Stated problem: Write out all lines holding the word "Only".

Provided data:
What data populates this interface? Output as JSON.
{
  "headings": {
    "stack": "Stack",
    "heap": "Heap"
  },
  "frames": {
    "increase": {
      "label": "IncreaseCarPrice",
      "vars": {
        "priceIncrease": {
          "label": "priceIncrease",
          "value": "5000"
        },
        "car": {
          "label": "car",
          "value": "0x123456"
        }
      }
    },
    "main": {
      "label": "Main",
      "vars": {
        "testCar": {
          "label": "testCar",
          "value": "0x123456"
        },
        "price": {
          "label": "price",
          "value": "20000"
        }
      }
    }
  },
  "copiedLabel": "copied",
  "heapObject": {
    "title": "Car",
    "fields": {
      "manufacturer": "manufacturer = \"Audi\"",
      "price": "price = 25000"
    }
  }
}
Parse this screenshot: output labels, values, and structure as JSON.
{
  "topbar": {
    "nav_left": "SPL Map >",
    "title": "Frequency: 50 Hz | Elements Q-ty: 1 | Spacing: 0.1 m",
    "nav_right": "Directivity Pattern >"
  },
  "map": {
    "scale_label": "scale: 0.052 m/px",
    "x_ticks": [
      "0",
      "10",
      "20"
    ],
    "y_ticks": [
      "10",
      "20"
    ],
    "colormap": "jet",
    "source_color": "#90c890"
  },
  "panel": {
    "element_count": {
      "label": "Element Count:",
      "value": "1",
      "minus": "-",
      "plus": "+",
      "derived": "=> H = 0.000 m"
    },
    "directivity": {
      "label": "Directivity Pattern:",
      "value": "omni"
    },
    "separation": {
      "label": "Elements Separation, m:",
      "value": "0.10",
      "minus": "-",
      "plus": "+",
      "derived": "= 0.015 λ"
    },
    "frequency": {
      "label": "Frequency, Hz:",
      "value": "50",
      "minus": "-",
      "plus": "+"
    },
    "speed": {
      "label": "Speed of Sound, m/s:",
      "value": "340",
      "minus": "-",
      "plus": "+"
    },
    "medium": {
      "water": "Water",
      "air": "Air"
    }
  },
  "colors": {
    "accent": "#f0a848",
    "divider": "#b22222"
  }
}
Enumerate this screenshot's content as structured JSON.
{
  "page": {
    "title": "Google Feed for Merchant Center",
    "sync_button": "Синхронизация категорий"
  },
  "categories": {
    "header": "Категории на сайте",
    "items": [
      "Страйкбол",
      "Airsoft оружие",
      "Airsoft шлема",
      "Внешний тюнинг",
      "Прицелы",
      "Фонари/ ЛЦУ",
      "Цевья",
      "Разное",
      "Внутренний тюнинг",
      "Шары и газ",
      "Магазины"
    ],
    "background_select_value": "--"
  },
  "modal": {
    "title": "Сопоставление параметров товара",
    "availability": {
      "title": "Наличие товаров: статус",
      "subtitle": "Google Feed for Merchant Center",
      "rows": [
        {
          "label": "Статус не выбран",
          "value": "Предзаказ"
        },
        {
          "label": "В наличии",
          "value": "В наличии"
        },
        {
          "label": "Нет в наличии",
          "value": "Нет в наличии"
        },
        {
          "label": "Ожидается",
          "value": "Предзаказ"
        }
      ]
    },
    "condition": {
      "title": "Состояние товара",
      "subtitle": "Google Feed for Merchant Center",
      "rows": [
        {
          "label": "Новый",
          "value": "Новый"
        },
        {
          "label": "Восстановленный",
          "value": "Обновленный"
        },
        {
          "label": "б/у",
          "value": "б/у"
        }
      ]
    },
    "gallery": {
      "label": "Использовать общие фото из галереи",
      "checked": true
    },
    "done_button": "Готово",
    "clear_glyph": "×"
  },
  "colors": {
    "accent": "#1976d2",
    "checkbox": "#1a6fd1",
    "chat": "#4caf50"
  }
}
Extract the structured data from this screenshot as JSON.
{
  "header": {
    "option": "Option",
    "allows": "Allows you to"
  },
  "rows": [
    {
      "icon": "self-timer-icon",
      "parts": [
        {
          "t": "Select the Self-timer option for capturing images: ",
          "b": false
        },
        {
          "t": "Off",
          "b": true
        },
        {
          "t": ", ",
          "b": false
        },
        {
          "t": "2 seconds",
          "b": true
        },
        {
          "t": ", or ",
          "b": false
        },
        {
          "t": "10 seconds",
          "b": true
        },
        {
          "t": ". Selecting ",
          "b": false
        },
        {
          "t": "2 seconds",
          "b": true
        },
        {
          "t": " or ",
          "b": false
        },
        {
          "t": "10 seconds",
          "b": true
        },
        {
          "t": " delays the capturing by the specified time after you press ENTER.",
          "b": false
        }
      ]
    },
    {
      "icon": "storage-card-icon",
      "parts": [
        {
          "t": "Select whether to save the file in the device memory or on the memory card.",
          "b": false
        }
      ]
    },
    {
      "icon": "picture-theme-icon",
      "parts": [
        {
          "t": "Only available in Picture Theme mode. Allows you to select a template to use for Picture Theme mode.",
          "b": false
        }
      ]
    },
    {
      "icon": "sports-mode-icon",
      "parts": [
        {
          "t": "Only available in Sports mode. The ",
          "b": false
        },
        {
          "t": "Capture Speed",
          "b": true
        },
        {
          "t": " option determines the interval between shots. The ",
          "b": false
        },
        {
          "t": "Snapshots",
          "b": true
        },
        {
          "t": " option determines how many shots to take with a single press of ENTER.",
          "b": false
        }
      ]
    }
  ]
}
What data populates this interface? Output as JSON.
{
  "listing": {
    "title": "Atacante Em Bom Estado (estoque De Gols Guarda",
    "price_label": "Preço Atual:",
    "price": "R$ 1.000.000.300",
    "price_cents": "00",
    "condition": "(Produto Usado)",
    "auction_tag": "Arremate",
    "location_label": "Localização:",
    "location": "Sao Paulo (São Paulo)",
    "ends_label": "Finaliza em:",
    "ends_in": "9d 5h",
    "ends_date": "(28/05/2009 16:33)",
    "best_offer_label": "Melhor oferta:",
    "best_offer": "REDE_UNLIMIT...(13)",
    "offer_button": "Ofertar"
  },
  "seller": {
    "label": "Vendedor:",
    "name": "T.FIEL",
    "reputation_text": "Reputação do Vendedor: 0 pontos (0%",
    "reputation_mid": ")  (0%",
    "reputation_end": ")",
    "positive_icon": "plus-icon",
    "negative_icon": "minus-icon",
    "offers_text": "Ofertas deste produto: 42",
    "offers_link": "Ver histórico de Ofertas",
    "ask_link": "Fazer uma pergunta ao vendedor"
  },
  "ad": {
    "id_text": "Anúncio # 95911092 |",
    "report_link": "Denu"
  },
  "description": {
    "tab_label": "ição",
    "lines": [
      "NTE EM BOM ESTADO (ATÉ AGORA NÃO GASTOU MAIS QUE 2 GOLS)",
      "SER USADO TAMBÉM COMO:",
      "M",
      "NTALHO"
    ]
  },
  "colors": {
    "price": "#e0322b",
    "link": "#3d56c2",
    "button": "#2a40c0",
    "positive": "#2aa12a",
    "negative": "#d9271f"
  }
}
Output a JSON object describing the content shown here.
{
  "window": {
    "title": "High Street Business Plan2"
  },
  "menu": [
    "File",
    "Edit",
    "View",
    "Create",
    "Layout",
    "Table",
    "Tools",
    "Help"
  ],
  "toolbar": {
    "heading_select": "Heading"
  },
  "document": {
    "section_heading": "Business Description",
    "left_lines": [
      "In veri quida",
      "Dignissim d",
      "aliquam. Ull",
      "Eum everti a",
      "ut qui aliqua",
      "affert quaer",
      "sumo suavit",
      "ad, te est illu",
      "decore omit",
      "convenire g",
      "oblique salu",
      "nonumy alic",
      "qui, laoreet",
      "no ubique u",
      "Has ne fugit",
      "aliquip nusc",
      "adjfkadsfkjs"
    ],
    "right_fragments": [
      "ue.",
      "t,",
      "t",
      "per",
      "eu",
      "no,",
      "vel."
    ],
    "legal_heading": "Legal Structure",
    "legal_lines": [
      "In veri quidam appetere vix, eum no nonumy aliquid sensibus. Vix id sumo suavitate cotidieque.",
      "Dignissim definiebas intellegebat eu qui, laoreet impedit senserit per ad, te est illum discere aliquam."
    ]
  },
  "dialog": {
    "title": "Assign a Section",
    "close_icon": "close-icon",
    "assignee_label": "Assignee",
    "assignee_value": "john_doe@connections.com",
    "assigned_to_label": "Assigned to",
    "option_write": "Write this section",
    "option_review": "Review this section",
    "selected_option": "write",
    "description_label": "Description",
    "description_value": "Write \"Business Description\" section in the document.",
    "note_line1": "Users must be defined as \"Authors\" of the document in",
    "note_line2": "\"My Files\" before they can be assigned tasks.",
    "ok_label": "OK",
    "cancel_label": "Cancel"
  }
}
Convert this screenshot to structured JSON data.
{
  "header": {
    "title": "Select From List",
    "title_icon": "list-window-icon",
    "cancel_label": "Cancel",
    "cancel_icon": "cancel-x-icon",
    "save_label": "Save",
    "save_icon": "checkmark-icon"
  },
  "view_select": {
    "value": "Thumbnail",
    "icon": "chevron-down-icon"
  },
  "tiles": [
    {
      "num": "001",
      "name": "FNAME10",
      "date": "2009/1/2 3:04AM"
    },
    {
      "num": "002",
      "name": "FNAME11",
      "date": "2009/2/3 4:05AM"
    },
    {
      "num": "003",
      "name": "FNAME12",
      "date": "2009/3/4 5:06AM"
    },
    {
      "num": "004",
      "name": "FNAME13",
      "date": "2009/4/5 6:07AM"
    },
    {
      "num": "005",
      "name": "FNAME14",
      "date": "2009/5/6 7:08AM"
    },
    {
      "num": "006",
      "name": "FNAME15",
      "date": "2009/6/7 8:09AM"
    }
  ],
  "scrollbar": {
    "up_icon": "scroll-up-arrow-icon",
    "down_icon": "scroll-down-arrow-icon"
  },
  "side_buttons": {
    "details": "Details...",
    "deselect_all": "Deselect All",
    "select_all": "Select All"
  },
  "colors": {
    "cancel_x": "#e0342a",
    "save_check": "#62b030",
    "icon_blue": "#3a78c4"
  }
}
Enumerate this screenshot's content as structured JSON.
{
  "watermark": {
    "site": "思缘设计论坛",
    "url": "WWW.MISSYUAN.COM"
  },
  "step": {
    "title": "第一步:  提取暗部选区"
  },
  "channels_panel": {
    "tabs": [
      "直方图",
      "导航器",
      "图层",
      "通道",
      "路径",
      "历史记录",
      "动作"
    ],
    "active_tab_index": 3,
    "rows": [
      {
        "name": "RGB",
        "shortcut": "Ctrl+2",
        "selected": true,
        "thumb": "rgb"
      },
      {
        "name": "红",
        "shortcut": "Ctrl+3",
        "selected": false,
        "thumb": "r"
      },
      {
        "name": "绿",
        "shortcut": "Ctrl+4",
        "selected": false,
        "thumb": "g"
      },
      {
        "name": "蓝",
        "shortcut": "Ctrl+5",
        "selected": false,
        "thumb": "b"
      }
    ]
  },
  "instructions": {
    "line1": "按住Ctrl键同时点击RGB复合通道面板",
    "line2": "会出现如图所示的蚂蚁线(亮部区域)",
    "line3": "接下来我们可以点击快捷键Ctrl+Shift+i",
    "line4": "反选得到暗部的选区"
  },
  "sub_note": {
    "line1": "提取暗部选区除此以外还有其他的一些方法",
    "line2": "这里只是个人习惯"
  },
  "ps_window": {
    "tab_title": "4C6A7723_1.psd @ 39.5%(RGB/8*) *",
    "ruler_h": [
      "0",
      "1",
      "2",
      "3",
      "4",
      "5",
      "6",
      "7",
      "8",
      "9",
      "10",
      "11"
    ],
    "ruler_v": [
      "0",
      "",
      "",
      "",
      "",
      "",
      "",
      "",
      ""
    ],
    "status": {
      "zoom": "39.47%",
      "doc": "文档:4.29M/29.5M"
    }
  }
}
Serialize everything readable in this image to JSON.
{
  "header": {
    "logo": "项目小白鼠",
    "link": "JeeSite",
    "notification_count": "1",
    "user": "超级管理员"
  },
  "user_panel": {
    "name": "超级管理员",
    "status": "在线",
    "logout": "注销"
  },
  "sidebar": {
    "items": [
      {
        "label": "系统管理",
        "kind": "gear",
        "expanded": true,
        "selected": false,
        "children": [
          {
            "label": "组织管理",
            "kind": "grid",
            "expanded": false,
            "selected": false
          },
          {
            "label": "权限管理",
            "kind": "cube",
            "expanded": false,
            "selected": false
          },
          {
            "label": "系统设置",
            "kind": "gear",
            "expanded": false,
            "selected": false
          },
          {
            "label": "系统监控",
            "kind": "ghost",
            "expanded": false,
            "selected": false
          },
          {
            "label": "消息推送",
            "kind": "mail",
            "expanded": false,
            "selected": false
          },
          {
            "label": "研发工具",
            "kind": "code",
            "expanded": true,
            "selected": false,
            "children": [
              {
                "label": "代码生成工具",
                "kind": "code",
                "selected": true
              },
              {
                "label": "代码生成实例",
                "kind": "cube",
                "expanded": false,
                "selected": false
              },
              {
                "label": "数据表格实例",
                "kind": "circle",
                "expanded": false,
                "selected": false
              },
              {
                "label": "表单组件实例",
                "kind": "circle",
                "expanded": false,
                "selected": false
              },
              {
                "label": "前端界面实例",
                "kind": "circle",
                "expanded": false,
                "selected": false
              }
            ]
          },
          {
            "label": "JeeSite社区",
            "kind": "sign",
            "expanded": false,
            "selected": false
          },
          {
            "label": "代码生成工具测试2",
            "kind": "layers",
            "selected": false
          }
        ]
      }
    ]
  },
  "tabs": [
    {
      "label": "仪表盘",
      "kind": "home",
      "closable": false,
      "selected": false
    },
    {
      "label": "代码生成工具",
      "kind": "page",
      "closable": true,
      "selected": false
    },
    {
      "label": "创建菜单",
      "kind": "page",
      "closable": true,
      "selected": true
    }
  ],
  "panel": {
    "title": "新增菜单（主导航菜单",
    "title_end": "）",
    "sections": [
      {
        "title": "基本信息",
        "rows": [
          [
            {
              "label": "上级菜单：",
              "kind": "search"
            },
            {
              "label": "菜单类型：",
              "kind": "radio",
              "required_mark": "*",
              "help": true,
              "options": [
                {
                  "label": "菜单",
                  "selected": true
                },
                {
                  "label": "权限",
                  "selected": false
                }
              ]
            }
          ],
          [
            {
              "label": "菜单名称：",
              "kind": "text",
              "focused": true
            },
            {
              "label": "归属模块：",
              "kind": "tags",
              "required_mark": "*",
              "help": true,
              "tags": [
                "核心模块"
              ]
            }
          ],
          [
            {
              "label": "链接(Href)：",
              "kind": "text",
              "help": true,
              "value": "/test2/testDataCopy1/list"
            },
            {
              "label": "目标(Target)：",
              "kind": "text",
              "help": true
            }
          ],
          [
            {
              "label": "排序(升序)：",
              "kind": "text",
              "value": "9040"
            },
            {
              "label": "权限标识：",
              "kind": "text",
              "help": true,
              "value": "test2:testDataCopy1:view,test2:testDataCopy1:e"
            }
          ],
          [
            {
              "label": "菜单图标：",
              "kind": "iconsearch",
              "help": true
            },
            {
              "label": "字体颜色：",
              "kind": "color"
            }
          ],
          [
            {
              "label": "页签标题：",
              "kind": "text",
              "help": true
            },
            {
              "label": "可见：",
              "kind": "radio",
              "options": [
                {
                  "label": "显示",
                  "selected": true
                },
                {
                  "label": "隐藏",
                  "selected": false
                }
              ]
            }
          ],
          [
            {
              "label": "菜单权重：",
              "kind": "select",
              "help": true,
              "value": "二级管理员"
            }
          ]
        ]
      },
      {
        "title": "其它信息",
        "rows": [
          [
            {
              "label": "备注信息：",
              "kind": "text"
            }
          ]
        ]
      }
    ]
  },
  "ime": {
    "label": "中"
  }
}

The completed task:
          "t": "Only available in Picture Theme mode. Allows you to select a template to use for Picture Theme mode.",
          "t": "Only available in Sports mode. The ",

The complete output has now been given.